◆ RECORDED DATA
-=-=-=-=-

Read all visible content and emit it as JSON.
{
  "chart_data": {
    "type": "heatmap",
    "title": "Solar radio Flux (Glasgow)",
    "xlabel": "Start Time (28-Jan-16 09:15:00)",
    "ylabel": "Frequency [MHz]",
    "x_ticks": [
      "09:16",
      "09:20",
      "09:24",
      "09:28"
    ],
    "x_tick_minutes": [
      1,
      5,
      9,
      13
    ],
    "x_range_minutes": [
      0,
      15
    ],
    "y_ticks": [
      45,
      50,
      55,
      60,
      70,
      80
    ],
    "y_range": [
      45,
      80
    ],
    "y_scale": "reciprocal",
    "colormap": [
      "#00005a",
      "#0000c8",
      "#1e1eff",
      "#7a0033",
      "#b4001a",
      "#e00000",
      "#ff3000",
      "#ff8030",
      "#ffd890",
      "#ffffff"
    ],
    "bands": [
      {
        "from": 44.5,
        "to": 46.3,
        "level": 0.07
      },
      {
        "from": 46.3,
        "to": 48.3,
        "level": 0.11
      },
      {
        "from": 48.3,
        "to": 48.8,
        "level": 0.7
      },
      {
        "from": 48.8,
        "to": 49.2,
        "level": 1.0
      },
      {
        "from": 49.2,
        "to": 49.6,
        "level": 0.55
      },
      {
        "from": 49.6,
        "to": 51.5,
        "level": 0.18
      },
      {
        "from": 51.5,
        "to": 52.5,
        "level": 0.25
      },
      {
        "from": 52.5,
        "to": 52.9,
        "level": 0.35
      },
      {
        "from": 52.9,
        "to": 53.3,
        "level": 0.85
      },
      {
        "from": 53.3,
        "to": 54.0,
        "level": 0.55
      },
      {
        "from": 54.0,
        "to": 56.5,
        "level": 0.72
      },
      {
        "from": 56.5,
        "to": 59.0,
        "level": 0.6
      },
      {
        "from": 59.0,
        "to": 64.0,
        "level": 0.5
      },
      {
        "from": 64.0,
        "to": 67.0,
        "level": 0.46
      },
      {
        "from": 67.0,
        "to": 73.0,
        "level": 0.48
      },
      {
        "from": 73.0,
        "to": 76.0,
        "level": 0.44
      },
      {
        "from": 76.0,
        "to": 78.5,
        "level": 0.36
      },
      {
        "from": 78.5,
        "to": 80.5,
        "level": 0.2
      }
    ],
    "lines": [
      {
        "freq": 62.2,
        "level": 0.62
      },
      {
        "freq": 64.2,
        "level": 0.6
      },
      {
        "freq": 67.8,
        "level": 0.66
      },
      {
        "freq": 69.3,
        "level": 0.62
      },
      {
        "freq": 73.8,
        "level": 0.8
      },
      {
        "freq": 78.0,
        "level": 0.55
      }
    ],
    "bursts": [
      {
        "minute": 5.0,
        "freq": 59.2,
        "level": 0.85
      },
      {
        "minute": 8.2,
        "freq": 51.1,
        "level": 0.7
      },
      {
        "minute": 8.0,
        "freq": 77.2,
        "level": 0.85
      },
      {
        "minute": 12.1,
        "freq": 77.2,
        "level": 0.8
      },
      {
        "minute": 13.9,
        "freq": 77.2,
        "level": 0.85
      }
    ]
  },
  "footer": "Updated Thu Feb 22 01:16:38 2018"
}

-=-=-=-=-

◆ EXERCISE BRIEF
Reproduce the records above exactly.

◆ WRITTEN REPLY
Read all visible content and emit it as JSON.
{
  "chart_data": {
    "type": "heatmap",
    "title": "Solar radio Flux (Glasgow)",
    "xlabel": "Start Time (28-Jan-16 09:15:00)",
    "ylabel": "Frequency [MHz]",
    "x_ticks": [
      "09:16",
      "09:20",
      "09:24",
      "09:28"
    ],
    "x_tick_minutes": [
      1,
      5,
      9,
      13
    ],
    "x_range_minutes": [
      0,
      15
    ],
    "y_ticks": [
      45,
      50,
      55,
      60,
      70,
      80
    ],
    "y_range": [
      45,
      80
    ],
    "y_scale": "reciprocal",
    "colormap": [
      "#00005a",
      "#0000c8",
      "#1e1eff",
      "#7a0033",
      "#b4001a",
      "#e00000",
      "#ff3000",
      "#ff8030",
      "#ffd890",
      "#ffffff"
    ],
    "bands": [
      {
        "from": 44.5,
        "to": 46.3,
        "level": 0.07
      },
      {
        "from": 46.3,
        "to": 48.3,
        "level": 0.11
      },
      {
        "from": 48.3,
        "to": 48.8,
        "level": 0.7
      },
      {
        "from": 48.8,
        "to": 49.2,
        "level": 1.0
      },
      {
        "from": 49.2,
        "to": 49.6,
        "level": 0.55
      },
      {
        "from": 49.6,
        "to": 51.5,
        "level": 0.18
      },
      {
        "from": 51.5,
        "to": 52.5,
        "level": 0.25
      },
      {
        "from": 52.5,
        "to": 52.9,
        "level": 0.35
      },
      {
        "from": 52.9,
        "to": 53.3,
        "level": 0.85
      },
      {
        "from": 53.3,
        "to": 54.0,
        "level": 0.55
      },
      {
        "from": 54.0,
        "to": 56.5,
        "level": 0.72
      },
      {
        "from": 56.5,
        "to": 59.0,
        "level": 0.6
      },
      {
        "from": 59.0,
        "to": 64.0,
        "level": 0.5
      },
      {
        "from": 64.0,
        "to": 67.0,
        "level": 0.46
      },
      {
        "from": 67.0,
        "to": 73.0,
        "level": 0.48
      },
      {
        "from": 73.0,
        "to": 76.0,
        "level": 0.44
      },
      {
        "from": 76.0,
        "to": 78.5,
        "level": 0.36
      },
      {
        "from": 78.5,
        "to": 80.5,
        "level": 0.2
      }
    ],
    "lines": [
      {
        "freq": 62.2,
        "level": 0.62
      },
      {
        "freq": 64.2,
        "level": 0.6
      },
      {
        "freq": 67.8,
        "level": 0.66
      },
      {
        "freq": 69.3,
        "level": 0.62
      },
      {
        "freq": 73.8,
        "level": 0.8
      },
      {
        "freq": 78.0,
        "level": 0.55
      }
    ],
    "bursts": [
      {
        "minute": 5.0,
        "freq": 59.2,
        "level": 0.85
      },
      {
        "minute": 8.2,
        "freq": 51.1,
        "level": 0.7
      },
      {
        "minute": 8.0,
        "freq": 77.2,
        "level": 0.85
      },
      {
        "minute": 12.1,
        "freq": 77.2,
        "level": 0.8
      },
      {
        "minute": 13.9,
        "freq": 77.2,
        "level": 0.85
      }
    ]
  },
  "footer": "Updated Thu Feb 22 01:16:38 2018"
}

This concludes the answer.